• _WORK TO DO_
Below are some entries. Copy each line that holds the string "this".
○ ○ ○ ○
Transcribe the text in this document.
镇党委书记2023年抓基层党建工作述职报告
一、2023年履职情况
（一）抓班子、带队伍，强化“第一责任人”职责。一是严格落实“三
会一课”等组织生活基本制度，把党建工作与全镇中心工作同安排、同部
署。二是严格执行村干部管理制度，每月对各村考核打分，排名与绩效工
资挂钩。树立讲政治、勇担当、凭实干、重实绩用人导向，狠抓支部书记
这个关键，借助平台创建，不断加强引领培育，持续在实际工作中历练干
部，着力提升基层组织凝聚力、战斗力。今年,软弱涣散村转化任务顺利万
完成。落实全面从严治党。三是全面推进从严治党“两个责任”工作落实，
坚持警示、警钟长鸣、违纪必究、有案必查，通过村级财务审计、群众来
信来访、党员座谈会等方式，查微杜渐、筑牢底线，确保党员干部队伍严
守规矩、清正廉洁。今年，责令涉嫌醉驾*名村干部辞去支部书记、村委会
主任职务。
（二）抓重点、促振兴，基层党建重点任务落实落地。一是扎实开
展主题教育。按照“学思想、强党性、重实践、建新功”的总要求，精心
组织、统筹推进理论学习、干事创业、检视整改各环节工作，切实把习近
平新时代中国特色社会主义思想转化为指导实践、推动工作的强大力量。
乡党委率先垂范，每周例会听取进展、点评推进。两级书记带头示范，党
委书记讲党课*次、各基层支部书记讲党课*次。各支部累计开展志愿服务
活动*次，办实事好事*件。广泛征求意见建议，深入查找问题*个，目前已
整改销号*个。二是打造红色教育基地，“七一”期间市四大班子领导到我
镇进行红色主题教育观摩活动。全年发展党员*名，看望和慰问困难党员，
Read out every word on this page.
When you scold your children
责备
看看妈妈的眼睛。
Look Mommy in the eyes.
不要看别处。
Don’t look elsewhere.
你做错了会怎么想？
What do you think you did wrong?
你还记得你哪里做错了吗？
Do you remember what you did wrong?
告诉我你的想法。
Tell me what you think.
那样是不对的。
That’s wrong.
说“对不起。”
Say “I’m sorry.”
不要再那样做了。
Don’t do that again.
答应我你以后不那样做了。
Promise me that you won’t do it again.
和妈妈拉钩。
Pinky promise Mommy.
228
○ ○ ○ ○
• _IN RESPONSE_
Transcribe the text in this document.
Read out every word on this page.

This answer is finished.